— Exercise aim —
Repeat what the lines below say, word for word, and skip every image.

— Rows —
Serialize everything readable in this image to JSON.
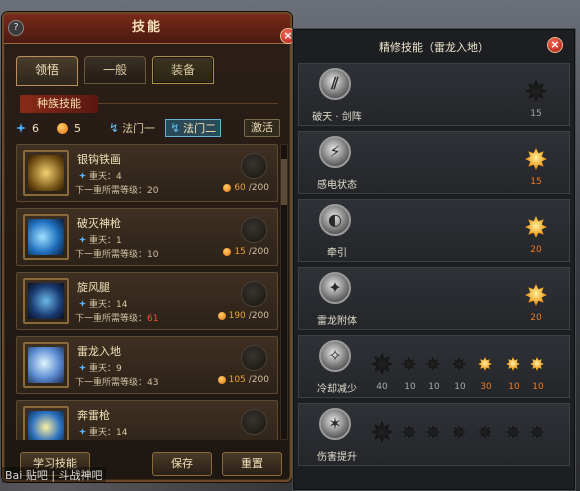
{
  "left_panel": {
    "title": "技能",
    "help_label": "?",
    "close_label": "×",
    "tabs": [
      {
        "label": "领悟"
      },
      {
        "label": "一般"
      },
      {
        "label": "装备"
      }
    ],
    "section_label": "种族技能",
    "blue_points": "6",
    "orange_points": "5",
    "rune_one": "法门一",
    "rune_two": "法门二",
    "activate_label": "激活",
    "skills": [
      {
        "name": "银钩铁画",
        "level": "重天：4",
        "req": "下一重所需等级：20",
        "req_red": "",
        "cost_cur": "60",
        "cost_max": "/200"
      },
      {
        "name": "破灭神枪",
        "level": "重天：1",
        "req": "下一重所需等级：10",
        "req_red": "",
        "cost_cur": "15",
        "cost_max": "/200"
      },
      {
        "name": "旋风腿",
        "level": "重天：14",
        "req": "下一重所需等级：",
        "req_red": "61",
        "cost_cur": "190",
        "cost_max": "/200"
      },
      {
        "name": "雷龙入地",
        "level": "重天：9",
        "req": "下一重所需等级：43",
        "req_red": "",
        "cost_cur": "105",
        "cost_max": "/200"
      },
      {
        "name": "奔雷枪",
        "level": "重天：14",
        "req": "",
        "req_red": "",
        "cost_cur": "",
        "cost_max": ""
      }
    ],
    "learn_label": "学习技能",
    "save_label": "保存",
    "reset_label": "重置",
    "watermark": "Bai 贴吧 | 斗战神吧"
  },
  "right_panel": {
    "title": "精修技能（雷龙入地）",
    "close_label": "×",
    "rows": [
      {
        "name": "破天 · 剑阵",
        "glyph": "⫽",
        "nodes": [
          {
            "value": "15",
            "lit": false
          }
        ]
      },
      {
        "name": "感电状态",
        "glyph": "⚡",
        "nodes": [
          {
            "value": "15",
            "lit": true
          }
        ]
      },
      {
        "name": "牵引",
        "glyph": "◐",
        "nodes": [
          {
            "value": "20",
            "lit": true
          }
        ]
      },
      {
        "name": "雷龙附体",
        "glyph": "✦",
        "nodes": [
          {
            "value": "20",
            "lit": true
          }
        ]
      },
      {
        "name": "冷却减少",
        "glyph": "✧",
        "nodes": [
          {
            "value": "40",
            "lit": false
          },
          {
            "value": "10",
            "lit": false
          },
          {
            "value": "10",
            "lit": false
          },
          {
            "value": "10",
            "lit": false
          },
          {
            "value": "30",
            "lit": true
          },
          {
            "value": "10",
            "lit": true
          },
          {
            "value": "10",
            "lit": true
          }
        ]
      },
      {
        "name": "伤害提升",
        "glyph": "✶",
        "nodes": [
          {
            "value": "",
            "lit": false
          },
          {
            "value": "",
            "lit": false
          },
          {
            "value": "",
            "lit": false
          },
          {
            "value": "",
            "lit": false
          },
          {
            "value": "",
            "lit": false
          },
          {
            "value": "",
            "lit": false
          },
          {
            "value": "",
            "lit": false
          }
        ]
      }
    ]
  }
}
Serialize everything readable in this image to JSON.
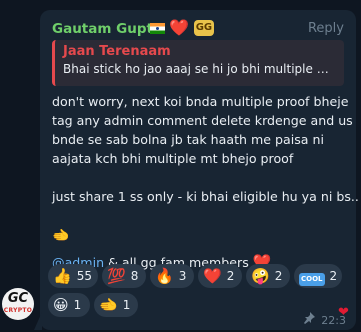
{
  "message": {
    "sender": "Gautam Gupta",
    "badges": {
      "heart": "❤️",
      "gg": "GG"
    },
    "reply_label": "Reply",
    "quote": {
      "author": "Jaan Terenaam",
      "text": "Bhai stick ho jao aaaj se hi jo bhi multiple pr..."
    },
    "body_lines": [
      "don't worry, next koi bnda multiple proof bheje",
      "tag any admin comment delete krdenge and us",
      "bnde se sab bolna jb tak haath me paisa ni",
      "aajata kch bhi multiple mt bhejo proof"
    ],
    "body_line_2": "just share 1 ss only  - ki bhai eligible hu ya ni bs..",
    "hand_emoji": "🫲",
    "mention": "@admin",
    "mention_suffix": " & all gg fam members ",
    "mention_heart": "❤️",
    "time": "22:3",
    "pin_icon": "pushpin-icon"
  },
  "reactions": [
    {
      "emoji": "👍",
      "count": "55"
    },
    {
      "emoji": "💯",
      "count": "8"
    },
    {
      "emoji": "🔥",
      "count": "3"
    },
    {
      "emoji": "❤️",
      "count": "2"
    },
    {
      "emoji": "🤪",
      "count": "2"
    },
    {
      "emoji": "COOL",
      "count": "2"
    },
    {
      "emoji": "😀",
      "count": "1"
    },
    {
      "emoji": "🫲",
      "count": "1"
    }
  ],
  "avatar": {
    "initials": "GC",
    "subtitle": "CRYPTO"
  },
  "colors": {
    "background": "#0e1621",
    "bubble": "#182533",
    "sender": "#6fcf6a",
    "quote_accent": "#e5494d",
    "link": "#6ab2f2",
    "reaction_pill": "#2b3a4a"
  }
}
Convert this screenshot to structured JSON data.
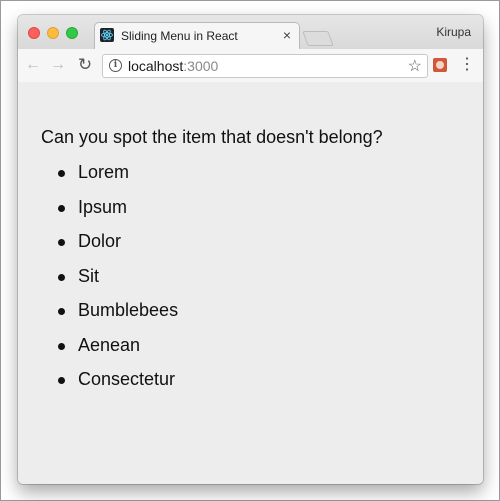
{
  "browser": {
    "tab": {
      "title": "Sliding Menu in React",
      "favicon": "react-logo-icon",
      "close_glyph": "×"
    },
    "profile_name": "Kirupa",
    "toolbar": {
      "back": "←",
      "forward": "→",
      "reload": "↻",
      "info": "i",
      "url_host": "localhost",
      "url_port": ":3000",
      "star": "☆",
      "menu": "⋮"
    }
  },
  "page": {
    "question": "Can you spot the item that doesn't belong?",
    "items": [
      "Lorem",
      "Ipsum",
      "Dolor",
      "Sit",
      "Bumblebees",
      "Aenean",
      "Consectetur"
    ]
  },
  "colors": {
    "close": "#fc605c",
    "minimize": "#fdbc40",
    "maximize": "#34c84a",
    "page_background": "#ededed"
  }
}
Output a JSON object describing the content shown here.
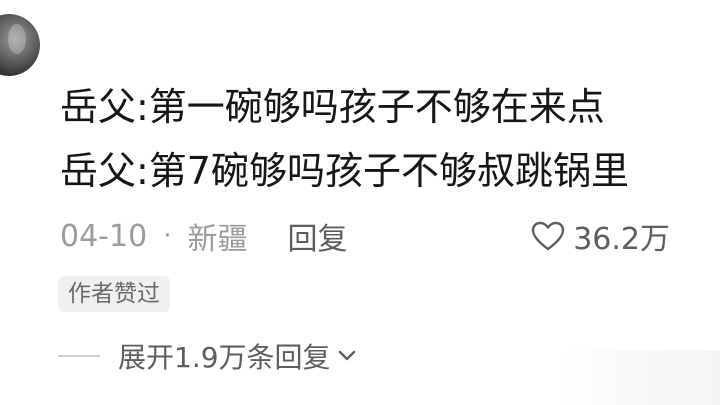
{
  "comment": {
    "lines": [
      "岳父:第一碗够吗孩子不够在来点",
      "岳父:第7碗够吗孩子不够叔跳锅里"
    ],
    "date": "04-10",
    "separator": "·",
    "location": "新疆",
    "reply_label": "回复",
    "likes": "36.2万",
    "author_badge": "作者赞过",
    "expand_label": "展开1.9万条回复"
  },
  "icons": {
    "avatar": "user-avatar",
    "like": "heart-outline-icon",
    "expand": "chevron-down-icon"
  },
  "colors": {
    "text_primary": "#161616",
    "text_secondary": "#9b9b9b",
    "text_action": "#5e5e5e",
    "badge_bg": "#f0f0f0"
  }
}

— Finished task —
Serialize everything readable in this image to JSON.
{
  "left_panel": {
    "title": "技能",
    "help_label": "?",
    "close_label": "×",
    "tabs": [
      {
        "label": "领悟"
      },
      {
        "label": "一般"
      },
      {
        "label": "装备"
      }
    ],
    "section_label": "种族技能",
    "blue_points": "6",
    "orange_points": "5",
    "rune_one": "法门一",
    "rune_two": "法门二",
    "activate_label": "激活",
    "skills": [
      {
        "name": "银钩铁画",
        "level": "重天：4",
        "req": "下一重所需等级：20",
        "req_red": "",
        "cost_cur": "60",
        "cost_max": "/200"
      },
      {
        "name": "破灭神枪",
        "level": "重天：1",
        "req": "下一重所需等级：10",
        "req_red": "",
        "cost_cur": "15",
        "cost_max": "/200"
      },
      {
        "name": "旋风腿",
        "level": "重天：14",
        "req": "下一重所需等级：",
        "req_red": "61",
        "cost_cur": "190",
        "cost_max": "/200"
      },
      {
        "name": "雷龙入地",
        "level": "重天：9",
        "req": "下一重所需等级：43",
        "req_red": "",
        "cost_cur": "105",
        "cost_max": "/200"
      },
      {
        "name": "奔雷枪",
        "level": "重天：14",
        "req": "",
        "req_red": "",
        "cost_cur": "",
        "cost_max": ""
      }
    ],
    "learn_label": "学习技能",
    "save_label": "保存",
    "reset_label": "重置",
    "watermark": "Bai 贴吧 | 斗战神吧"
  },
  "right_panel": {
    "title": "精修技能（雷龙入地）",
    "close_label": "×",
    "rows": [
      {
        "name": "破天 · 剑阵",
        "glyph": "⫽",
        "nodes": [
          {
            "value": "15",
            "lit": false
          }
        ]
      },
      {
        "name": "感电状态",
        "glyph": "⚡",
        "nodes": [
          {
            "value": "15",
            "lit": true
          }
        ]
      },
      {
        "name": "牵引",
        "glyph": "◐",
        "nodes": [
          {
            "value": "20",
            "lit": true
          }
        ]
      },
      {
        "name": "雷龙附体",
        "glyph": "✦",
        "nodes": [
          {
            "value": "20",
            "lit": true
          }
        ]
      },
      {
        "name": "冷却减少",
        "glyph": "✧",
        "nodes": [
          {
            "value": "40",
            "lit": false
          },
          {
            "value": "10",
            "lit": false
          },
          {
            "value": "10",
            "lit": false
          },
          {
            "value": "10",
            "lit": false
          },
          {
            "value": "30",
            "lit": true
          },
          {
            "value": "10",
            "lit": true
          },
          {
            "value": "10",
            "lit": true
          }
        ]
      },
      {
        "name": "伤害提升",
        "glyph": "✶",
        "nodes": [
          {
            "value": "",
            "lit": false
          },
          {
            "value": "",
            "lit": false
          },
          {
            "value": "",
            "lit": false
          },
          {
            "value": "",
            "lit": false
          },
          {
            "value": "",
            "lit": false
          },
          {
            "value": "",
            "lit": false
          },
          {
            "value": "",
            "lit": false
          }
        ]
      }
    ]
  }
}
Serialize everything readable in this image to JSON.
{
  "message": {
    "sender": "Gautam Gupta",
    "badges": {
      "heart": "❤️",
      "gg": "GG"
    },
    "reply_label": "Reply",
    "quote": {
      "author": "Jaan Terenaam",
      "text": "Bhai stick ho jao aaaj se hi jo bhi multiple pr..."
    },
    "body_lines": [
      "don't worry, next koi bnda multiple proof bheje",
      "tag any admin comment delete krdenge and us",
      "bnde se sab bolna jb tak haath me paisa ni",
      "aajata kch bhi multiple mt bhejo proof"
    ],
    "body_line_2": "just share 1 ss only  - ki bhai eligible hu ya ni bs..",
    "hand_emoji": "🫲",
    "mention": "@admin",
    "mention_suffix": " & all gg fam members ",
    "mention_heart": "❤️",
    "time": "22:3",
    "pin_icon": "pushpin-icon"
  },
  "reactions": [
    {
      "emoji": "👍",
      "count": "55"
    },
    {
      "emoji": "💯",
      "count": "8"
    },
    {
      "emoji": "🔥",
      "count": "3"
    },
    {
      "emoji": "❤️",
      "count": "2"
    },
    {
      "emoji": "🤪",
      "count": "2"
    },
    {
      "emoji": "COOL",
      "count": "2"
    },
    {
      "emoji": "😀",
      "count": "1"
    },
    {
      "emoji": "🫲",
      "count": "1"
    }
  ],
  "avatar": {
    "initials": "GC",
    "subtitle": "CRYPTO"
  },
  "colors": {
    "background": "#0e1621",
    "bubble": "#182533",
    "sender": "#6fcf6a",
    "quote_accent": "#e5494d",
    "link": "#6ab2f2",
    "reaction_pill": "#2b3a4a"
  }
}
Convert this screenshot to structured JSON data.
{
  "browser": {
    "tab": {
      "title": "Sliding Menu in React",
      "favicon": "react-logo-icon",
      "close_glyph": "×"
    },
    "profile_name": "Kirupa",
    "toolbar": {
      "back": "←",
      "forward": "→",
      "reload": "↻",
      "info": "i",
      "url_host": "localhost",
      "url_port": ":3000",
      "star": "☆",
      "menu": "⋮"
    }
  },
  "page": {
    "question": "Can you spot the item that doesn't belong?",
    "items": [
      "Lorem",
      "Ipsum",
      "Dolor",
      "Sit",
      "Bumblebees",
      "Aenean",
      "Consectetur"
    ]
  },
  "colors": {
    "close": "#fc605c",
    "minimize": "#fdbc40",
    "maximize": "#34c84a",
    "page_background": "#ededed"
  }
}
Output a JSON object describing the content shown here.
{
  "comment": {
    "lines": [
      "岳父:第一碗够吗孩子不够在来点",
      "岳父:第7碗够吗孩子不够叔跳锅里"
    ],
    "date": "04-10",
    "separator": "·",
    "location": "新疆",
    "reply_label": "回复",
    "likes": "36.2万",
    "author_badge": "作者赞过",
    "expand_label": "展开1.9万条回复"
  },
  "icons": {
    "avatar": "user-avatar",
    "like": "heart-outline-icon",
    "expand": "chevron-down-icon"
  },
  "colors": {
    "text_primary": "#161616",
    "text_secondary": "#9b9b9b",
    "text_action": "#5e5e5e",
    "badge_bg": "#f0f0f0"
  }
}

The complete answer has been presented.